### WHAT YOU NEED TO DO
Show every line containing "icon" by copying it.

### PROVIDED RECORDS
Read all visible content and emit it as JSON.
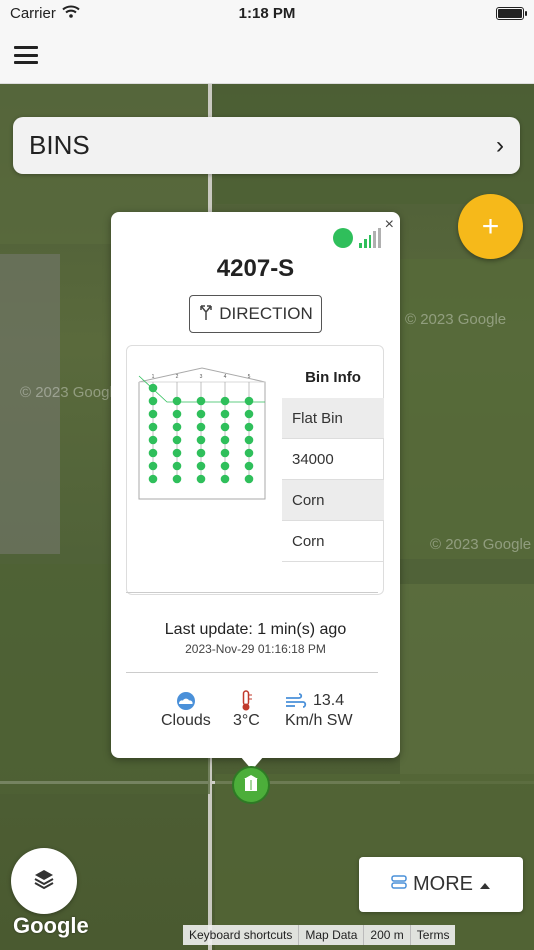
{
  "status_bar": {
    "carrier": "Carrier",
    "time": "1:18 PM"
  },
  "header": {
    "menu_icon": "hamburger-icon"
  },
  "bins_bar": {
    "title": "BINS",
    "chevron": "›"
  },
  "fab": {
    "label": "+"
  },
  "popup": {
    "bin_name": "4207-S",
    "direction_label": "DIRECTION",
    "close": "×",
    "status_color": "#2fbf5b",
    "bin_info_title": "Bin Info",
    "bin_info": [
      "Flat Bin",
      "34000",
      "Corn",
      "Corn"
    ],
    "diagram_columns": [
      "1",
      "2",
      "3",
      "4",
      "5"
    ],
    "last_update": "Last update: 1 min(s) ago",
    "update_time": "2023-Nov-29 01:16:18 PM",
    "weather": {
      "condition": "Clouds",
      "temperature": "3°C",
      "wind_speed": "13.4",
      "wind_unit": "Km/h SW"
    }
  },
  "map": {
    "watermarks": [
      "© 2023 Google",
      "© 2023 Google",
      "© 2023 Google"
    ],
    "google_logo": "Google",
    "more_label": "MORE",
    "attribution": [
      "Keyboard shortcuts",
      "Map Data",
      "200 m",
      "Terms"
    ]
  },
  "colors": {
    "accent": "#f6b91a",
    "sensor_green": "#2fbf5b",
    "marker_green": "#4cae3a"
  }
}
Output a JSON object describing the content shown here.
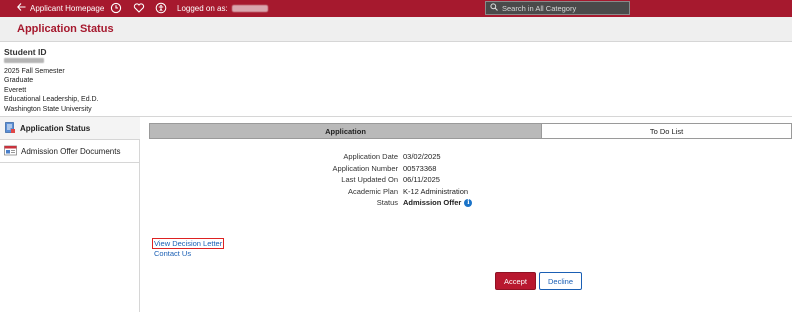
{
  "topbar": {
    "home_label": "Applicant Homepage",
    "logged_label": "Logged on as:",
    "search_placeholder": "Search in All Category",
    "bar_color": "#a6192e"
  },
  "page_title": "Application Status",
  "student": {
    "id_label": "Student ID",
    "lines": [
      "2025 Fall Semester",
      "Graduate",
      "Everett",
      "Educational Leadership, Ed.D.",
      "Washington State University"
    ]
  },
  "sidebar": {
    "items": [
      {
        "label": "Application Status",
        "icon": "clipboard-icon"
      },
      {
        "label": "Admission Offer Documents",
        "icon": "documents-icon"
      }
    ]
  },
  "tabs": {
    "application": "Application",
    "todo": "To Do List"
  },
  "details": [
    {
      "label": "Application Date",
      "value": "03/02/2025"
    },
    {
      "label": "Application Number",
      "value": "00573368"
    },
    {
      "label": "Last Updated On",
      "value": "06/11/2025"
    },
    {
      "label": "Academic Plan",
      "value": "K-12 Administration"
    },
    {
      "label": "Status",
      "value": "Admission Offer"
    }
  ],
  "links": {
    "decision_letter": "View Decision Letter",
    "contact_us": "Contact Us"
  },
  "buttons": {
    "accept": "Accept",
    "decline": "Decline"
  }
}
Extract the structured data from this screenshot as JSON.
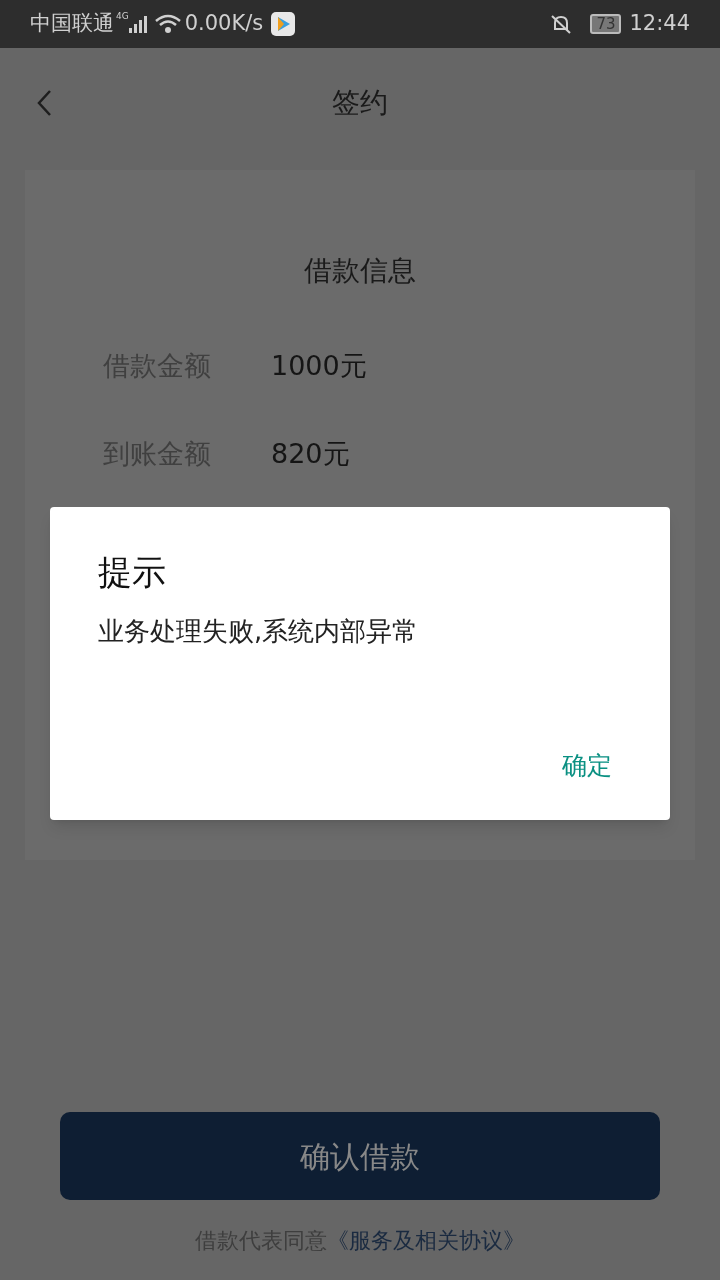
{
  "status_bar": {
    "carrier": "中国联通",
    "network": "4G",
    "speed": "0.00K/s",
    "battery": "73",
    "time": "12:44"
  },
  "header": {
    "title": "签约"
  },
  "card": {
    "title": "借款信息",
    "rows": [
      {
        "label": "借款金额",
        "value": "1000元"
      },
      {
        "label": "到账金额",
        "value": "820元"
      }
    ]
  },
  "dialog": {
    "title": "提示",
    "message": "业务处理失败,系统内部异常",
    "button": "确定"
  },
  "confirm_button": "确认借款",
  "agreement": {
    "text": "借款代表同意",
    "link": "《服务及相关协议》"
  }
}
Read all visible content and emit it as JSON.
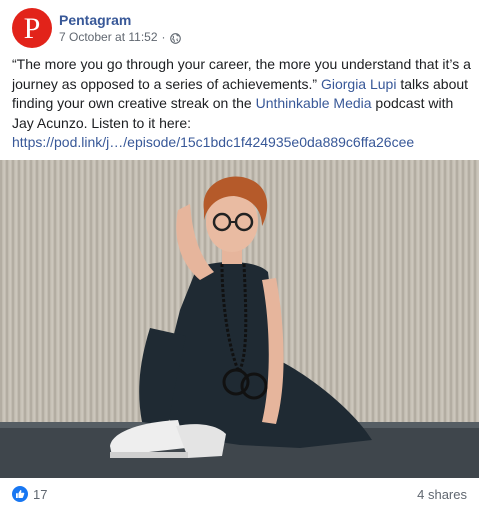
{
  "post": {
    "page_name": "Pentagram",
    "avatar_letter": "P",
    "timestamp": "7 October at 11:52",
    "separator": "·",
    "audience_icon": "globe-icon",
    "text": {
      "quote": "“The more you go through your career, the more you understand that it’s a journey as opposed to a series of achievements.” ",
      "mention_1": "Giorgia Lupi",
      "middle": " talks about finding your own creative streak on the ",
      "mention_2": "Unthinkable Media",
      "after": " podcast with Jay Acunzo. Listen to it here: ",
      "link": "https://pod.link/j…/episode/15c1bdc1f424935e0da889c6ffa26cee"
    }
  },
  "stats": {
    "reaction_icon": "like-icon",
    "like_count": "17",
    "shares": "4 shares"
  },
  "colors": {
    "brand_red": "#e2231a",
    "link_blue": "#385898",
    "like_blue": "#1877f2",
    "meta_gray": "#606770"
  }
}
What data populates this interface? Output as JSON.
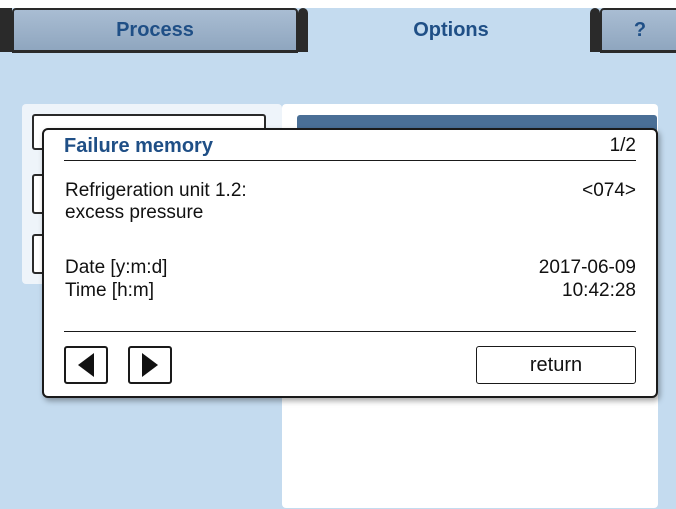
{
  "tabs": {
    "process": "Process",
    "options": "Options",
    "help": "?"
  },
  "dialog": {
    "title": "Failure memory",
    "page_indicator": "1/2",
    "fault_line1": "Refrigeration unit 1.2:",
    "fault_line2": "excess pressure",
    "fault_code": "<074>",
    "date_label": "Date [y:m:d]",
    "date_value": "2017-06-09",
    "time_label": "Time [h:m]",
    "time_value": "10:42:28",
    "prev_icon": "triangle-left-icon",
    "next_icon": "triangle-right-icon",
    "return_label": "return"
  },
  "colors": {
    "background": "#c4dbef",
    "title_blue": "#1f4f86",
    "header_blue": "#4a6f96"
  }
}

### FULL RESPONSE
    "menu_icon": "hamburger-icon"
        "icon": "clipboard-icon"
        "icon": "documents-icon"
    "audience_icon": "globe-icon",
    "reaction_icon": "like-icon",
    "prev_icon": "triangle-left-icon",
    "next_icon": "triangle-right-icon",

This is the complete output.